**Your objective:** Give only the number of lines that include the string "Hora".
______
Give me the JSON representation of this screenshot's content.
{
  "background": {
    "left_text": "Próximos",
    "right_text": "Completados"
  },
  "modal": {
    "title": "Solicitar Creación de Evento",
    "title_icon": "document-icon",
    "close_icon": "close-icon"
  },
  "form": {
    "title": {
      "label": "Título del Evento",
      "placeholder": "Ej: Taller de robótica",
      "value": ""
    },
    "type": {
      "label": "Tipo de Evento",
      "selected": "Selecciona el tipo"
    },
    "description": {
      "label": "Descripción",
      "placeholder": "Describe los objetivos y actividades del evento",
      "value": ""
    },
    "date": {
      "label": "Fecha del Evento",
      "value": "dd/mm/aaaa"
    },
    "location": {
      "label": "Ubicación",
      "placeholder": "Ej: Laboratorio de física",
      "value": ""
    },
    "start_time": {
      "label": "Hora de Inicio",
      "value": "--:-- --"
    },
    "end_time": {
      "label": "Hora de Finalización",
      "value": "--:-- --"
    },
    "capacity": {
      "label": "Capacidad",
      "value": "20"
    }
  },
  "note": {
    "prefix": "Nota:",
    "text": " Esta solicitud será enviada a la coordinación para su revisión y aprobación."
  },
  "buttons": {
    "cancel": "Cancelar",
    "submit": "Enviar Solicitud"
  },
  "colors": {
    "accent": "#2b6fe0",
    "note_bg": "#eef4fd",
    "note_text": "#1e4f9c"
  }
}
______
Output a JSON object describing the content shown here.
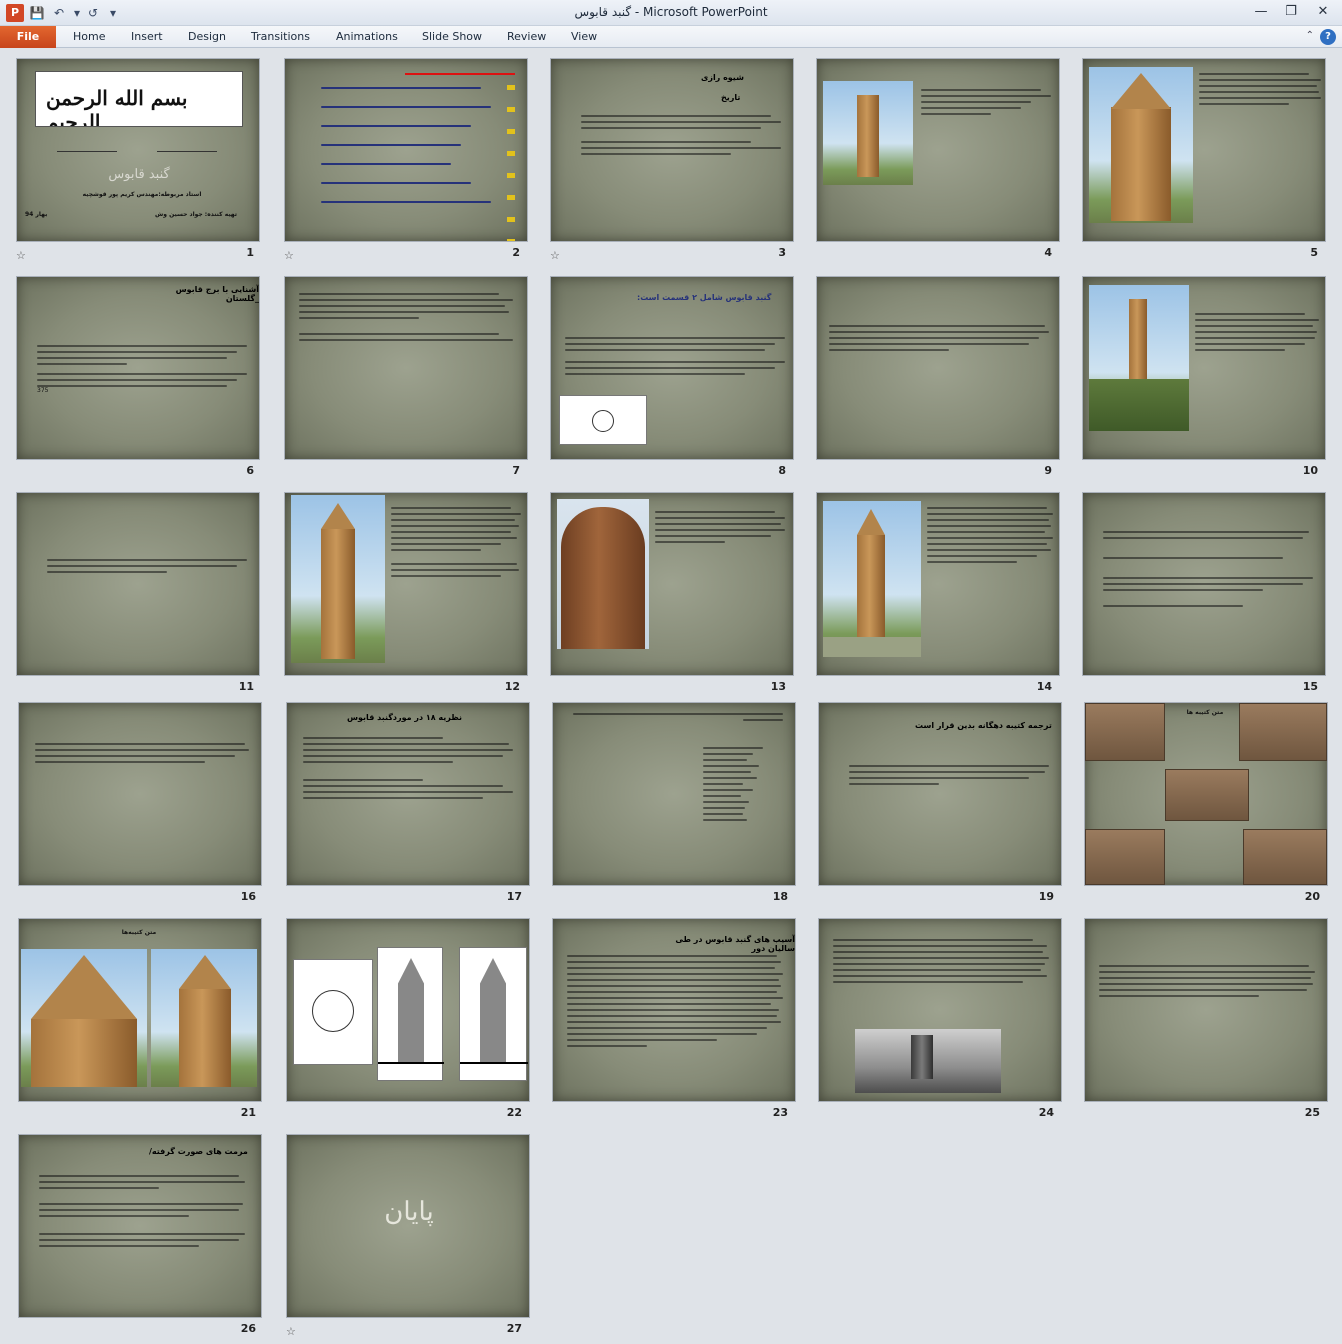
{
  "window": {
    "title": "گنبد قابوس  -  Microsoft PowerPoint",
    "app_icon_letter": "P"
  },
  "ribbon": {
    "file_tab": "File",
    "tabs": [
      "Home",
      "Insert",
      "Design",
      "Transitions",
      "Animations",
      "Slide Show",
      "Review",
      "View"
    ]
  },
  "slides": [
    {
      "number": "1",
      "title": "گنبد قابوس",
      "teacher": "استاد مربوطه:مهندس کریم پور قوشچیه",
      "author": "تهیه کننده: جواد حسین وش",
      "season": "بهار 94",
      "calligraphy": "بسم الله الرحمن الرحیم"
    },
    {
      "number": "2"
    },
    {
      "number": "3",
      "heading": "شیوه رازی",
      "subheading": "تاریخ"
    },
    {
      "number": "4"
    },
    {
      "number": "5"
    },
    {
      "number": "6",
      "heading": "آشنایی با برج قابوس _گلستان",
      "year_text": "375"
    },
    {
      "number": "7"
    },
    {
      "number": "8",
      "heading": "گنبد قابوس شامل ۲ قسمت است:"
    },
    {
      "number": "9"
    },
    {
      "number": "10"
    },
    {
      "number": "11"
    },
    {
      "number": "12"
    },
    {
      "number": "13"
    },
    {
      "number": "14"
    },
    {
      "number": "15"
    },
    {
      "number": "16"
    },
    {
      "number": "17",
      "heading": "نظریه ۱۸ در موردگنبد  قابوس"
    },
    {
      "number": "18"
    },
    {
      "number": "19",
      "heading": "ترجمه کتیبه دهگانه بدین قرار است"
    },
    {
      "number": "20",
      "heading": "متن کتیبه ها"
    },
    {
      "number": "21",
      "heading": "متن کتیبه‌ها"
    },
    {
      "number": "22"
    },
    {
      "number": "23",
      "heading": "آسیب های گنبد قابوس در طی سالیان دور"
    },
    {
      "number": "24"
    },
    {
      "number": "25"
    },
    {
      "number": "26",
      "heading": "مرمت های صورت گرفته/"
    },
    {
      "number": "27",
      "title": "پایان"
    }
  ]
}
______
**Solution to the exercise:** 2